How to complete this task: Your answer should be the lines of the data below that contain "significance".

(Items from a dataset)
━━━
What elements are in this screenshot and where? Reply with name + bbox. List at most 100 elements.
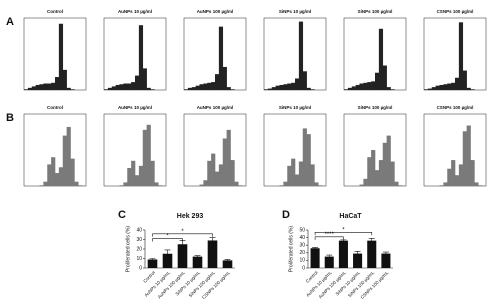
y-tick-label: 0 — [302, 265, 305, 271]
y-tick-label: 20 — [136, 246, 142, 252]
histogram-bar — [107, 87, 113, 90]
histogram-bar — [295, 78, 300, 90]
histogram-bar — [382, 142, 387, 186]
histogram-bar — [226, 129, 231, 186]
histogram-bar — [271, 87, 276, 90]
error-bar — [340, 239, 347, 242]
histogram-bar — [431, 87, 436, 90]
histogram-bar — [306, 134, 311, 186]
y-tick-label: 30 — [299, 243, 305, 249]
histogram-bar — [451, 82, 456, 90]
histogram-bar — [427, 88, 433, 90]
histogram-bar — [318, 185, 323, 186]
error-bar — [149, 258, 156, 261]
histogram-bar — [279, 84, 284, 90]
histogram-bar — [238, 185, 243, 186]
histogram-bar — [127, 168, 132, 186]
histogram-bar — [306, 87, 311, 90]
histogram-bar — [27, 87, 33, 90]
bar — [324, 256, 334, 268]
histogram-bar — [398, 185, 403, 186]
histogram-bar — [115, 84, 120, 90]
histogram-bar — [222, 66, 227, 90]
panel-label: A — [6, 16, 14, 28]
histogram-bar — [66, 87, 71, 90]
histogram-bar — [443, 182, 448, 186]
histogram-bar — [451, 160, 456, 186]
y-axis-label: Proliferated cells (%) — [288, 226, 294, 272]
chart-title: SiNPs 100 µg/ml — [358, 9, 393, 14]
histogram-bar — [314, 182, 319, 186]
bar — [192, 256, 203, 268]
error-bar — [354, 250, 361, 257]
significance-label: * — [166, 234, 169, 240]
histogram-bar — [123, 182, 128, 186]
histogram-bar — [203, 180, 208, 186]
histogram-bar — [264, 89, 269, 90]
bar — [177, 244, 188, 268]
histogram-bar — [267, 88, 273, 90]
histogram-bar — [51, 157, 56, 186]
chart-title: Control — [47, 9, 63, 14]
histogram-bar — [47, 83, 52, 90]
histogram-bar — [455, 77, 460, 90]
histogram-bar — [226, 87, 231, 90]
y-tick-label: 50 — [299, 227, 305, 233]
error-bar — [224, 259, 231, 262]
histogram-bar — [474, 182, 479, 186]
histogram-bar — [359, 184, 364, 186]
y-tick-label: 0 — [139, 265, 142, 271]
histogram-bar — [291, 82, 296, 90]
histogram-bar — [138, 165, 144, 186]
histogram-bar — [310, 89, 315, 90]
panel-label: D — [282, 209, 290, 221]
significance-label: * — [342, 227, 345, 233]
histogram-bar — [131, 82, 136, 90]
histogram-bar — [359, 83, 364, 90]
chart-title: AuNPs 100 µg/ml — [197, 9, 234, 14]
histogram-bar — [447, 83, 452, 90]
histogram-bar — [283, 181, 288, 186]
bar — [207, 240, 218, 268]
histogram-bar — [55, 77, 60, 90]
histogram-bar — [363, 82, 368, 90]
histogram-bar — [466, 87, 471, 90]
y-tick-label: 20 — [299, 250, 305, 256]
histogram-bar — [302, 71, 307, 90]
histogram-bar — [51, 82, 56, 90]
histogram-bar — [382, 65, 387, 90]
histogram-bar — [295, 174, 300, 186]
bar — [147, 259, 158, 268]
y-tick-label: 40 — [299, 235, 305, 241]
x-tick-label: CSNPs 100 µg/mL — [360, 270, 390, 300]
panel-label: C — [118, 209, 126, 221]
histogram-bar — [111, 86, 116, 90]
histogram-bar — [470, 160, 475, 186]
histogram-bar — [184, 89, 189, 90]
histogram-bar — [230, 89, 235, 90]
histogram-bar — [458, 22, 464, 90]
histogram-bar — [218, 164, 224, 186]
chart-title: SiNPs 100 µg/ml — [358, 105, 393, 110]
x-tick-label: Control — [142, 270, 156, 284]
significance-bracket — [314, 236, 344, 240]
bar — [162, 253, 173, 268]
histogram-bar — [207, 160, 212, 186]
error-bar — [382, 251, 389, 256]
error-bar — [209, 237, 216, 244]
histogram-bar — [39, 185, 44, 186]
bar — [222, 260, 233, 268]
chart-title: CSNPs 100 µg/ml — [437, 105, 474, 110]
significance-label: **** — [325, 232, 335, 238]
histogram-bar — [287, 165, 292, 186]
bar — [381, 253, 391, 268]
histogram-bar — [439, 185, 444, 186]
histogram-bar — [74, 181, 79, 186]
histogram-bar — [439, 84, 444, 90]
histogram-bar — [462, 131, 467, 186]
y-tick-label: 10 — [299, 258, 305, 264]
histogram-bar — [344, 89, 349, 90]
histogram-bar — [199, 84, 204, 90]
histogram-bar — [24, 89, 29, 90]
histogram-bar — [378, 28, 384, 90]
━━━
Solution:
significance-label: * — [166, 234, 169, 240]
significance-label: * — [342, 227, 345, 233]
significance-bracket — [314, 236, 344, 240]
significance-label: **** — [325, 232, 335, 238]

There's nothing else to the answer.